**Work to do:**
In the entries that follow, identify the line containing "Give me a plain-text" and return it together with all later lines, exactly as they appear.

---------- Listed records

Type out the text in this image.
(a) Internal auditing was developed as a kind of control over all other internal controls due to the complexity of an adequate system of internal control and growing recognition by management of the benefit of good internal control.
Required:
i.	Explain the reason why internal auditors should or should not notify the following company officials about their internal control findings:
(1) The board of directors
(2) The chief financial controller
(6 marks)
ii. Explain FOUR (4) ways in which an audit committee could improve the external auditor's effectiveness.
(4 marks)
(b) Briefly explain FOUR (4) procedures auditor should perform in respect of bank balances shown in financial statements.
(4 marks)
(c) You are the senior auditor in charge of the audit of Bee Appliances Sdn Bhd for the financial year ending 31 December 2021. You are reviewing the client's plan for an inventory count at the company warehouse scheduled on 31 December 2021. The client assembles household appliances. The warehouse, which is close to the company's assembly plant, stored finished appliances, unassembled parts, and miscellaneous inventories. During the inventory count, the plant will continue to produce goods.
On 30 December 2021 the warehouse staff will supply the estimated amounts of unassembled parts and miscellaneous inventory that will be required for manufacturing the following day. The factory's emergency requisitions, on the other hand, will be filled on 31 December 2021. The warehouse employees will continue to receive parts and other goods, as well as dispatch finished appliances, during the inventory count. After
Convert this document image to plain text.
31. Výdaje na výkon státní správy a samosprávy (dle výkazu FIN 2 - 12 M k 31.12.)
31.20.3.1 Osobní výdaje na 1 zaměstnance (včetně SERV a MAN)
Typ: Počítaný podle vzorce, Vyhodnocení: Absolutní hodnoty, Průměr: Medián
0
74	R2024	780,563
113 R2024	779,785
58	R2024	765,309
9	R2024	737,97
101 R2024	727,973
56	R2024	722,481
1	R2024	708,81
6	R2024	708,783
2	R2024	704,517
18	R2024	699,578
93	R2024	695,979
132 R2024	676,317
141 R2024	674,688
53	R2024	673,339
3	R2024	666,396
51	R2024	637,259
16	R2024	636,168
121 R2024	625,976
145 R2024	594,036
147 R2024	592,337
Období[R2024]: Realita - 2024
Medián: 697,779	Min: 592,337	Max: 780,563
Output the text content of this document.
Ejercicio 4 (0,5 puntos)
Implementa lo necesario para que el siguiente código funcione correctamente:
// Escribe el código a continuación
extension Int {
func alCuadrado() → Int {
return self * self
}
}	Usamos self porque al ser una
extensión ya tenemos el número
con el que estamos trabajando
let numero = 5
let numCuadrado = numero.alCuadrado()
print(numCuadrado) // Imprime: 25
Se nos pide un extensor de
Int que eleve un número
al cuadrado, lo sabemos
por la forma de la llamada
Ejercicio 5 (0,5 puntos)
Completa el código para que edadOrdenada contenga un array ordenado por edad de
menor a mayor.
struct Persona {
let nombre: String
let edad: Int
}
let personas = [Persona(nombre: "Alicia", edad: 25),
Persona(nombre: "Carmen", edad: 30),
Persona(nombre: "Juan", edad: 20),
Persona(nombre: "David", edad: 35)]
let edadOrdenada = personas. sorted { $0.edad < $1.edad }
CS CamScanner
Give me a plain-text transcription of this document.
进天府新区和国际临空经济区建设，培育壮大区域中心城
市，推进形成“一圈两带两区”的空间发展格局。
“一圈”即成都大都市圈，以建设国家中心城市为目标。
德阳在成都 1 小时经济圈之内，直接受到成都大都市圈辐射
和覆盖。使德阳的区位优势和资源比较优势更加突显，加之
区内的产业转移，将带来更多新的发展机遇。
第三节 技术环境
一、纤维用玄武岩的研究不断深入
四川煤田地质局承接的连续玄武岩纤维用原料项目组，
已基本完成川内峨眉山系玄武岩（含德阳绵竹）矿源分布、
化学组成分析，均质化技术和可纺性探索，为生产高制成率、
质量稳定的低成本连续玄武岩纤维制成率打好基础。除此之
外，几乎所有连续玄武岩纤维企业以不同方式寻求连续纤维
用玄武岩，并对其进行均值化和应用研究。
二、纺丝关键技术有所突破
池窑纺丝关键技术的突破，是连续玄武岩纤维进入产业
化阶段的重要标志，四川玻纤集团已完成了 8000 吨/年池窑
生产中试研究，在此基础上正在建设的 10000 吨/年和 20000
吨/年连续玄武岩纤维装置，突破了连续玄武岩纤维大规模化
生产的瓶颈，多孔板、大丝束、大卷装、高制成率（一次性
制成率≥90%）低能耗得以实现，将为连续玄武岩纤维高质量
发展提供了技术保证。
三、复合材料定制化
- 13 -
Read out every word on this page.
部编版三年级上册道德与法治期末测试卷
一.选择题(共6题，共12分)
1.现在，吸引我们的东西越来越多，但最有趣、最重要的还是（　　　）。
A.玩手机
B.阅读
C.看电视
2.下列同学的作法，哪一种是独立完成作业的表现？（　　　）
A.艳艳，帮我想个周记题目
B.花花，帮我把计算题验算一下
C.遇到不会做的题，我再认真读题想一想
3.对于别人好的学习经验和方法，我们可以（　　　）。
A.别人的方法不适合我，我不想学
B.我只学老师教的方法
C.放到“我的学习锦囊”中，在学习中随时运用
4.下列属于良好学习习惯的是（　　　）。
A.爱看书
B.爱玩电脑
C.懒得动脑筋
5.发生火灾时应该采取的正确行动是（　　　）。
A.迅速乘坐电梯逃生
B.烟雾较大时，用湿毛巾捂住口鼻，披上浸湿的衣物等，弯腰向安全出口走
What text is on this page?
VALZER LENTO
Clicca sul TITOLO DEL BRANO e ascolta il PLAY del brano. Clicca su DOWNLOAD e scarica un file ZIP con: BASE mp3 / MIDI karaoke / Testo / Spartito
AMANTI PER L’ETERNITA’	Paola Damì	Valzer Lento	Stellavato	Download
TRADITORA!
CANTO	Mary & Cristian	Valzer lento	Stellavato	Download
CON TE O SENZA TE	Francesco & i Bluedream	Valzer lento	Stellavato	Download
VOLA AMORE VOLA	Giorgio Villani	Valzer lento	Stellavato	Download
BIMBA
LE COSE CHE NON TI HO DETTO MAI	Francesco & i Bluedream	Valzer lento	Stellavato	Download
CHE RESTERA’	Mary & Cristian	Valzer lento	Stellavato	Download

--------------------

**Task response:**
Give me a plain-text transcription of this document.
进天府新区和国际临空经济区建设，培育壮大区域中心城
市，推进形成“一圈两带两区”的空间发展格局。
“一圈”即成都大都市圈，以建设国家中心城市为目标。
德阳在成都 1 小时经济圈之内，直接受到成都大都市圈辐射
和覆盖。使德阳的区位优势和资源比较优势更加突显，加之
区内的产业转移，将带来更多新的发展机遇。
第三节 技术环境
一、纤维用玄武岩的研究不断深入
四川煤田地质局承接的连续玄武岩纤维用原料项目组，
已基本完成川内峨眉山系玄武岩（含德阳绵竹）矿源分布、
化学组成分析，均质化技术和可纺性探索，为生产高制成率、
质量稳定的低成本连续玄武岩纤维制成率打好基础。除此之
外，几乎所有连续玄武岩纤维企业以不同方式寻求连续纤维
用玄武岩，并对其进行均值化和应用研究。
二、纺丝关键技术有所突破
池窑纺丝关键技术的突破，是连续玄武岩纤维进入产业
化阶段的重要标志，四川玻纤集团已完成了 8000 吨/年池窑
生产中试研究，在此基础上正在建设的 10000 吨/年和 20000
吨/年连续玄武岩纤维装置，突破了连续玄武岩纤维大规模化
生产的瓶颈，多孔板、大丝束、大卷装、高制成率（一次性
制成率≥90%）低能耗得以实现，将为连续玄武岩纤维高质量
发展提供了技术保证。
三、复合材料定制化
- 13 -
Read out every word on this page.
部编版三年级上册道德与法治期末测试卷
一.选择题(共6题，共12分)
1.现在，吸引我们的东西越来越多，但最有趣、最重要的还是（　　　）。
A.玩手机
B.阅读
C.看电视
2.下列同学的作法，哪一种是独立完成作业的表现？（　　　）
A.艳艳，帮我想个周记题目
B.花花，帮我把计算题验算一下
C.遇到不会做的题，我再认真读题想一想
3.对于别人好的学习经验和方法，我们可以（　　　）。
A.别人的方法不适合我，我不想学
B.我只学老师教的方法
C.放到“我的学习锦囊”中，在学习中随时运用
4.下列属于良好学习习惯的是（　　　）。
A.爱看书
B.爱玩电脑
C.懒得动脑筋
5.发生火灾时应该采取的正确行动是（　　　）。
A.迅速乘坐电梯逃生
B.烟雾较大时，用湿毛巾捂住口鼻，披上浸湿的衣物等，弯腰向安全出口走
What text is on this page?
VALZER LENTO
Clicca sul TITOLO DEL BRANO e ascolta il PLAY del brano. Clicca su DOWNLOAD e scarica un file ZIP con: BASE mp3 / MIDI karaoke / Testo / Spartito
AMANTI PER L’ETERNITA’	Paola Damì	Valzer Lento	Stellavato	Download
TRADITORA!
CANTO	Mary & Cristian	Valzer lento	Stellavato	Download
CON TE O SENZA TE	Francesco & i Bluedream	Valzer lento	Stellavato	Download
VOLA AMORE VOLA	Giorgio Villani	Valzer lento	Stellavato	Download
BIMBA
LE COSE CHE NON TI HO DETTO MAI	Francesco & i Bluedream	Valzer lento	Stellavato	Download
CHE RESTERA’	Mary & Cristian	Valzer lento	Stellavato	Download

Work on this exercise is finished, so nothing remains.